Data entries
┄┄┄┄┄┄
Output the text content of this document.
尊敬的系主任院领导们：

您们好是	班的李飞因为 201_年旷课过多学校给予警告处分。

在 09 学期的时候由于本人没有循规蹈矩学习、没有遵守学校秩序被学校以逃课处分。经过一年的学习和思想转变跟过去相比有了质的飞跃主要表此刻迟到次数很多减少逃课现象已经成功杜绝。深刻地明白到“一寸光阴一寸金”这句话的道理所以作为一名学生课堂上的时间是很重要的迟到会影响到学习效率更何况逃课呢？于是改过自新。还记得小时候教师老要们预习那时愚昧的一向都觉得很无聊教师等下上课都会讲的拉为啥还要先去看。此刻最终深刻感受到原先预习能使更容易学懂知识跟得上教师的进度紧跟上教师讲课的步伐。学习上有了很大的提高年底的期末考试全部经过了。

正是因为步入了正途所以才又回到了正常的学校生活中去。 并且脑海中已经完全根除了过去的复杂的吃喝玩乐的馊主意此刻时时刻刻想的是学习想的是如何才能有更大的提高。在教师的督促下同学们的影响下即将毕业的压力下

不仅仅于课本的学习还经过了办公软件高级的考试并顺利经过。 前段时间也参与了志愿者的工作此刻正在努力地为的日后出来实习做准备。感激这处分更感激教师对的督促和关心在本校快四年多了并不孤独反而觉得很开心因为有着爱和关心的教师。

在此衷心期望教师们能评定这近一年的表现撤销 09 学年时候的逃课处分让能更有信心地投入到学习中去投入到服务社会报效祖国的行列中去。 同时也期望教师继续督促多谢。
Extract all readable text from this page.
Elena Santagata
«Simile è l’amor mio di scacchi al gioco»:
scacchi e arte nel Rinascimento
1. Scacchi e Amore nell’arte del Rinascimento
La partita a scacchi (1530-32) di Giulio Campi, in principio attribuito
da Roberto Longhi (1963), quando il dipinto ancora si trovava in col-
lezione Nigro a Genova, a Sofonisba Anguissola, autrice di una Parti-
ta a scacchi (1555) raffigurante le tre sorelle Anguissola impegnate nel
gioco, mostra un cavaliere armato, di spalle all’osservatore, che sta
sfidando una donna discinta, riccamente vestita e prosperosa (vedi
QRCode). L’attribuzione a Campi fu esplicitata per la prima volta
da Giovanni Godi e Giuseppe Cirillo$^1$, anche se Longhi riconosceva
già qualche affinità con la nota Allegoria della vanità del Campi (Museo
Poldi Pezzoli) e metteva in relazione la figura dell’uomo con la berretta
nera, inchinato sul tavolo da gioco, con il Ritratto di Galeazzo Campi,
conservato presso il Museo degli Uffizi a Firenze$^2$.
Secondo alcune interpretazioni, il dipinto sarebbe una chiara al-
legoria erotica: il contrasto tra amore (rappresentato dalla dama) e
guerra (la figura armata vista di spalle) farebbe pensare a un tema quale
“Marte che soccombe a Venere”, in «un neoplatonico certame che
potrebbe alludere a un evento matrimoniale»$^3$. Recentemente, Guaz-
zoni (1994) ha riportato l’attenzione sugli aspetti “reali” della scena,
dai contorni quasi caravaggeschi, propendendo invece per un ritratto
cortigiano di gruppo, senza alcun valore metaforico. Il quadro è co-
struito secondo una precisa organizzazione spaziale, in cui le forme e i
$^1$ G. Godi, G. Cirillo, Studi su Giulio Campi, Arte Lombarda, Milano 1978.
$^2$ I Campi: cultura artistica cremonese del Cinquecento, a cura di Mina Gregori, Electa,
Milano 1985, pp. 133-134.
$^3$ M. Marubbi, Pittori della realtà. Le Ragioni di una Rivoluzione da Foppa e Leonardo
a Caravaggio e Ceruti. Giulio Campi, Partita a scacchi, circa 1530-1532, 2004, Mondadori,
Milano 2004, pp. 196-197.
┄┄┄┄┄┄
* [Problem to solve] Using the data above, repeat every line exactly.

* [Task result]
Output the text content of this document.
尊敬的系主任院领导们：

您们好是	班的李飞因为 201_年旷课过多学校给予警告处分。

在 09 学期的时候由于本人没有循规蹈矩学习、没有遵守学校秩序被学校以逃课处分。经过一年的学习和思想转变跟过去相比有了质的飞跃主要表此刻迟到次数很多减少逃课现象已经成功杜绝。深刻地明白到“一寸光阴一寸金”这句话的道理所以作为一名学生课堂上的时间是很重要的迟到会影响到学习效率更何况逃课呢？于是改过自新。还记得小时候教师老要们预习那时愚昧的一向都觉得很无聊教师等下上课都会讲的拉为啥还要先去看。此刻最终深刻感受到原先预习能使更容易学懂知识跟得上教师的进度紧跟上教师讲课的步伐。学习上有了很大的提高年底的期末考试全部经过了。

正是因为步入了正途所以才又回到了正常的学校生活中去。 并且脑海中已经完全根除了过去的复杂的吃喝玩乐的馊主意此刻时时刻刻想的是学习想的是如何才能有更大的提高。在教师的督促下同学们的影响下即将毕业的压力下

不仅仅于课本的学习还经过了办公软件高级的考试并顺利经过。 前段时间也参与了志愿者的工作此刻正在努力地为的日后出来实习做准备。感激这处分更感激教师对的督促和关心在本校快四年多了并不孤独反而觉得很开心因为有着爱和关心的教师。

在此衷心期望教师们能评定这近一年的表现撤销 09 学年时候的逃课处分让能更有信心地投入到学习中去投入到服务社会报效祖国的行列中去。 同时也期望教师继续督促多谢。
Extract all readable text from this page.
Elena Santagata
«Simile è l’amor mio di scacchi al gioco»:
scacchi e arte nel Rinascimento
1. Scacchi e Amore nell’arte del Rinascimento
La partita a scacchi (1530-32) di Giulio Campi, in principio attribuito
da Roberto Longhi (1963), quando il dipinto ancora si trovava in col-
lezione Nigro a Genova, a Sofonisba Anguissola, autrice di una Parti-
ta a scacchi (1555) raffigurante le tre sorelle Anguissola impegnate nel
gioco, mostra un cavaliere armato, di spalle all’osservatore, che sta
sfidando una donna discinta, riccamente vestita e prosperosa (vedi
QRCode). L’attribuzione a Campi fu esplicitata per la prima volta
da Giovanni Godi e Giuseppe Cirillo$^1$, anche se Longhi riconosceva
già qualche affinità con la nota Allegoria della vanità del Campi (Museo
Poldi Pezzoli) e metteva in relazione la figura dell’uomo con la berretta
nera, inchinato sul tavolo da gioco, con il Ritratto di Galeazzo Campi,
conservato presso il Museo degli Uffizi a Firenze$^2$.
Secondo alcune interpretazioni, il dipinto sarebbe una chiara al-
legoria erotica: il contrasto tra amore (rappresentato dalla dama) e
guerra (la figura armata vista di spalle) farebbe pensare a un tema quale
“Marte che soccombe a Venere”, in «un neoplatonico certame che
potrebbe alludere a un evento matrimoniale»$^3$. Recentemente, Guaz-
zoni (1994) ha riportato l’attenzione sugli aspetti “reali” della scena,
dai contorni quasi caravaggeschi, propendendo invece per un ritratto
cortigiano di gruppo, senza alcun valore metaforico. Il quadro è co-
struito secondo una precisa organizzazione spaziale, in cui le forme e i
$^1$ G. Godi, G. Cirillo, Studi su Giulio Campi, Arte Lombarda, Milano 1978.
$^2$ I Campi: cultura artistica cremonese del Cinquecento, a cura di Mina Gregori, Electa,
Milano 1985, pp. 133-134.
$^3$ M. Marubbi, Pittori della realtà. Le Ragioni di una Rivoluzione da Foppa e Leonardo
a Caravaggio e Ceruti. Giulio Campi, Partita a scacchi, circa 1530-1532, 2004, Mondadori,
Milano 2004, pp. 196-197.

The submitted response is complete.